┌────────
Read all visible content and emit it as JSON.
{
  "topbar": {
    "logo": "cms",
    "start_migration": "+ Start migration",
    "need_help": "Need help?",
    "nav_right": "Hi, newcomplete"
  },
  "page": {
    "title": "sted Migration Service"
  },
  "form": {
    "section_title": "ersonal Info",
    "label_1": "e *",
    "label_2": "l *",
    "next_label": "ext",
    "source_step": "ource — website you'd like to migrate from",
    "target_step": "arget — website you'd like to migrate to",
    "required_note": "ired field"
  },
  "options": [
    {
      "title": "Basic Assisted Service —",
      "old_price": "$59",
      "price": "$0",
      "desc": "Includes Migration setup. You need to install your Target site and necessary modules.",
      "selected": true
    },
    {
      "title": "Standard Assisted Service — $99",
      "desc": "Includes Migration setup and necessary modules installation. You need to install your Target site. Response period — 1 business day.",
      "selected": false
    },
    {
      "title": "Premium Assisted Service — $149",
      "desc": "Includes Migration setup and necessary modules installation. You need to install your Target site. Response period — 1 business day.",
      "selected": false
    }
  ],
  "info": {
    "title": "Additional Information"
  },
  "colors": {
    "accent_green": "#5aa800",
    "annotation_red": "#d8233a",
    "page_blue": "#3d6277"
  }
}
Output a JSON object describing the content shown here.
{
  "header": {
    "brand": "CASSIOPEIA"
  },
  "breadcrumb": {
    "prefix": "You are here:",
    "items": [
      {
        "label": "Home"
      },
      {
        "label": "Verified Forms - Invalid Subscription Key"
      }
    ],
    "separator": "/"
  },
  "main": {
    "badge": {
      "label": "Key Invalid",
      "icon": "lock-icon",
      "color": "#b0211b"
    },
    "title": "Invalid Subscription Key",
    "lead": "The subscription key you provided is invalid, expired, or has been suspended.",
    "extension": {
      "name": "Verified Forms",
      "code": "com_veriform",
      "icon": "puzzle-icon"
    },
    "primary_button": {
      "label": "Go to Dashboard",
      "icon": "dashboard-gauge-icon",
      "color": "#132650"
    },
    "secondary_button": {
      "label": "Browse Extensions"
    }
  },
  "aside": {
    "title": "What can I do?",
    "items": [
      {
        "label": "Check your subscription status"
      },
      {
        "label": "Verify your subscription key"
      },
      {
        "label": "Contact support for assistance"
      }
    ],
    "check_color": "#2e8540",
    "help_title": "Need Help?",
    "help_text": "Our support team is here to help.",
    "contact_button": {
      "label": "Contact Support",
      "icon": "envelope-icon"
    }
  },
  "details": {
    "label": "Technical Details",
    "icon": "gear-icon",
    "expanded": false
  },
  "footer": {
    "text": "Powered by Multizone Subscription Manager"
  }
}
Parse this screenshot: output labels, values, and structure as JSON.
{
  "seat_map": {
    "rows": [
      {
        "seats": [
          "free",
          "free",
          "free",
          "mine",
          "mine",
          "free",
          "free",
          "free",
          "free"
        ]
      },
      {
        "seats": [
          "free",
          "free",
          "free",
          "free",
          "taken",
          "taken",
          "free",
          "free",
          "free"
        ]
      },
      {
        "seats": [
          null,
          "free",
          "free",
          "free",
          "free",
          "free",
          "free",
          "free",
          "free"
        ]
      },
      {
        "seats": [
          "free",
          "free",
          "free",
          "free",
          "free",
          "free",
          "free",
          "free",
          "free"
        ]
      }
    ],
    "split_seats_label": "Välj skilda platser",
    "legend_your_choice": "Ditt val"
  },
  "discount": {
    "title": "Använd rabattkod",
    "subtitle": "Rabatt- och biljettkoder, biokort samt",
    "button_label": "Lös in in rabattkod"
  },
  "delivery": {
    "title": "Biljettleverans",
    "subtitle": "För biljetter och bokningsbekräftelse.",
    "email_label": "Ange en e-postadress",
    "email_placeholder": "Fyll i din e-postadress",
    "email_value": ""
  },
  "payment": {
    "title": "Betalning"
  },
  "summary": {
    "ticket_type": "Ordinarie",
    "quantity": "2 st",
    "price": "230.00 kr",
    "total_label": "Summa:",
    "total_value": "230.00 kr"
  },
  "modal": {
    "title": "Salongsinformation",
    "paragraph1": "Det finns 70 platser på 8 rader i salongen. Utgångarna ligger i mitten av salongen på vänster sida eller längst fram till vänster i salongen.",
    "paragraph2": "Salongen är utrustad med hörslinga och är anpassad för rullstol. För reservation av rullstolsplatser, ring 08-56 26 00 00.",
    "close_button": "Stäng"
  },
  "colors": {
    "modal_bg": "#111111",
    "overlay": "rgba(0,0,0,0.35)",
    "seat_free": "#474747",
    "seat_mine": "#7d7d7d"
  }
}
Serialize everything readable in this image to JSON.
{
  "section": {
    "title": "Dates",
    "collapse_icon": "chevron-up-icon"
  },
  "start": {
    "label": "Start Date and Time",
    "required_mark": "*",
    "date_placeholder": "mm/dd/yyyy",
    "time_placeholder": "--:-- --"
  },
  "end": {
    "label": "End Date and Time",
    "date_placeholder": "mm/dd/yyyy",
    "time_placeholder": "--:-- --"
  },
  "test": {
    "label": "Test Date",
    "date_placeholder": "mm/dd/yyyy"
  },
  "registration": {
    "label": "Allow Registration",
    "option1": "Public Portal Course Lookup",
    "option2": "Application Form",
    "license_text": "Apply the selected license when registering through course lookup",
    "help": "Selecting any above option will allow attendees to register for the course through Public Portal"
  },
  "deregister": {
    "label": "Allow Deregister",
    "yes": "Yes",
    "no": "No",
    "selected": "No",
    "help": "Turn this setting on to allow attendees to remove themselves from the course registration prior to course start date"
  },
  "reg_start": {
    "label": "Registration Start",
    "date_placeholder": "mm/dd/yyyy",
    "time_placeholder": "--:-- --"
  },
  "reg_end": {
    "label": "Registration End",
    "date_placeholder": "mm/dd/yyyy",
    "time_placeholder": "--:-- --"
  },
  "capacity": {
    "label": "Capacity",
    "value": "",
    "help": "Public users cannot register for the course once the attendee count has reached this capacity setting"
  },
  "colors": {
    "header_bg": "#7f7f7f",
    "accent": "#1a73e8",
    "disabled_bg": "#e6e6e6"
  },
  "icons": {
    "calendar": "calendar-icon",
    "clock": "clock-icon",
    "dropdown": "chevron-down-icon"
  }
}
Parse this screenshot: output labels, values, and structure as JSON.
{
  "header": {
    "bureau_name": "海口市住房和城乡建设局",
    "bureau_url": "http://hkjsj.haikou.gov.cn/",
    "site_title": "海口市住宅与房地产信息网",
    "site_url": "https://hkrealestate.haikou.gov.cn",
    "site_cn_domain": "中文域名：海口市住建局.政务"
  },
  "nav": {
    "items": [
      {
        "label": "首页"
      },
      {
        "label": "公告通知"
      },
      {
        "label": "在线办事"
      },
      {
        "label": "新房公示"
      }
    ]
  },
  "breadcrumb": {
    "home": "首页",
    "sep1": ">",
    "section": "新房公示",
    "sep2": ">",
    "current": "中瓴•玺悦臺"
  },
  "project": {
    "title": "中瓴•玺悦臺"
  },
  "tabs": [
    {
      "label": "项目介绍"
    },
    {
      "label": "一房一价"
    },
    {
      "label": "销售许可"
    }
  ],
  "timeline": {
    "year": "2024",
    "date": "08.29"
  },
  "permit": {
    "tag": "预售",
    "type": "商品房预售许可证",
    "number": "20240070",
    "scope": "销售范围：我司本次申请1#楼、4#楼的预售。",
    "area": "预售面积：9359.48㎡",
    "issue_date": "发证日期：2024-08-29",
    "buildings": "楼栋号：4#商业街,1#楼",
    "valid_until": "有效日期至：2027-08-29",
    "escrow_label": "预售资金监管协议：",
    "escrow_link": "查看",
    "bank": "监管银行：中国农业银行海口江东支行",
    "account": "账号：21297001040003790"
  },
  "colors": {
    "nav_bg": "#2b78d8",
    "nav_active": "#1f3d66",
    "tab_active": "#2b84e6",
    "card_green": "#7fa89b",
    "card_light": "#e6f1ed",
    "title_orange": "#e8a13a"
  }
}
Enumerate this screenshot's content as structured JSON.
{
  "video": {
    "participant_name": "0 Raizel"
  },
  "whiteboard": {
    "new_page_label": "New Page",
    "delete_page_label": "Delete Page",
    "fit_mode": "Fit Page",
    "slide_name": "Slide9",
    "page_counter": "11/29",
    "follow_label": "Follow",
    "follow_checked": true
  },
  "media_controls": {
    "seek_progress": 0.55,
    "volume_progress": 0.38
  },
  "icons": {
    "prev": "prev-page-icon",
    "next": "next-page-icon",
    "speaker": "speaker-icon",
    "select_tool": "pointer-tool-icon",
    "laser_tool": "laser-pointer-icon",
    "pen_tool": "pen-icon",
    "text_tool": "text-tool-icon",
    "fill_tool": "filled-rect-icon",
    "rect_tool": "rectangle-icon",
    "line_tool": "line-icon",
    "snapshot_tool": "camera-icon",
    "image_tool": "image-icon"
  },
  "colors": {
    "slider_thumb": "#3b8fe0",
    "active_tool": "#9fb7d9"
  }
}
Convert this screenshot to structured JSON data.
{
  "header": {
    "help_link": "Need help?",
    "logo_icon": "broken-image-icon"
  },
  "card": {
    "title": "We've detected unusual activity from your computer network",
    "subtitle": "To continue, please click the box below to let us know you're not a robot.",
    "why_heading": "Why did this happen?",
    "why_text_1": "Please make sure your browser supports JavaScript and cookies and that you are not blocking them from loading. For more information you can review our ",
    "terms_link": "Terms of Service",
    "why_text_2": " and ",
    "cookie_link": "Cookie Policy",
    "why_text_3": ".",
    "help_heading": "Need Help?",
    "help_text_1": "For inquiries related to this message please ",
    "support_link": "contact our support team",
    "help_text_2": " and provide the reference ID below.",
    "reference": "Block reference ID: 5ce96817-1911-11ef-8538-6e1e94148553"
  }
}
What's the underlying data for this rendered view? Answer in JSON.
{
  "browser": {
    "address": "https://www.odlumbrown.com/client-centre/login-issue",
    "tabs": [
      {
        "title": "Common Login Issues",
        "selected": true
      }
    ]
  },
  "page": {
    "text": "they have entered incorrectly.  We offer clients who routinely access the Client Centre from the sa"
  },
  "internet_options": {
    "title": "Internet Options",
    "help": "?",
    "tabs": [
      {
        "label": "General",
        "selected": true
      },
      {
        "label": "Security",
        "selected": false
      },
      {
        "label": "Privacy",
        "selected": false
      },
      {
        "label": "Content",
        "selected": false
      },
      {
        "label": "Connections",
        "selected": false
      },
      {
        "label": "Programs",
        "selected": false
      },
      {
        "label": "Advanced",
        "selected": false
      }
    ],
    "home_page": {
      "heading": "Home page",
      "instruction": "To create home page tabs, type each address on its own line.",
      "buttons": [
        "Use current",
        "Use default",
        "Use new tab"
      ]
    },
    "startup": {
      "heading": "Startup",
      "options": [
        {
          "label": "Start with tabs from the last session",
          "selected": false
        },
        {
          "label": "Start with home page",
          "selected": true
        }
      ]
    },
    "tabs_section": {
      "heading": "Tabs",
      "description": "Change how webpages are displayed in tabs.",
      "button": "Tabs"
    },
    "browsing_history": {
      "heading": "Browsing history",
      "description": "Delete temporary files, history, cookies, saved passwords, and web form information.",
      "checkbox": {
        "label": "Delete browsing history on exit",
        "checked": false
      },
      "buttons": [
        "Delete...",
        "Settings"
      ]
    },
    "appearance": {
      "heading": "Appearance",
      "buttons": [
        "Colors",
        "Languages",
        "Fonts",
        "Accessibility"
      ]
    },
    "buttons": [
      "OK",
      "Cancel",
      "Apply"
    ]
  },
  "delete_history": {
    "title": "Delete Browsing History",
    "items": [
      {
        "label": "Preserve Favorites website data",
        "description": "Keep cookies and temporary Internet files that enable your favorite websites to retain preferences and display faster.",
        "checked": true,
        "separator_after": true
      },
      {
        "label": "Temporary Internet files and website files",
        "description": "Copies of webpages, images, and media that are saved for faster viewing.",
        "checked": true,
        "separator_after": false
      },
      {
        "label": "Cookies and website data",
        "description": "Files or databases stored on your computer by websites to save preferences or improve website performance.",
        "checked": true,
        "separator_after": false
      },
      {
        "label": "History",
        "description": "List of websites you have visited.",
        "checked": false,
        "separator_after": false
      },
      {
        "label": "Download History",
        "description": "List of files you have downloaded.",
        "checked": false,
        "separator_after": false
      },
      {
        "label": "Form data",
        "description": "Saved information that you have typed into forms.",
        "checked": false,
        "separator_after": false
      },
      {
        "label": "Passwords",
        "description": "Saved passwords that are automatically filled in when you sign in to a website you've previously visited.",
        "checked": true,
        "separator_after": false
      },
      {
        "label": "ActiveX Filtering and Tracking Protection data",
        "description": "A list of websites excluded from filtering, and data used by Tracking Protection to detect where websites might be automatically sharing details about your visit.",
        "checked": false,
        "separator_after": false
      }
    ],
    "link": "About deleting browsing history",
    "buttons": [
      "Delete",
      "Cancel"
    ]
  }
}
└────────
◆ **WHAT IS REQUIRED**
Gather each line of the records holding the string "from".

◆ **EXERCISE RESPONSE**
    "source_step": "ource — website you'd like to migrate from",
    "help": "Turn this setting on to allow attendees to remove themselves from the course registration prior to course start date"
    "title": "We've detected unusual activity from your computer network",
    "why_text_1": "Please make sure your browser supports JavaScript and cookies and that you are not blocking them from loading. For more information you can review our ",
    "text": "they have entered incorrectly.  We offer clients who routinely access the Client Centre from the sa"
          "label": "Start with tabs from the last session",
        "description": "A list of websites excluded from filtering, and data used by Tracking Protection to detect where websites might be automatically sharing details about your visit.",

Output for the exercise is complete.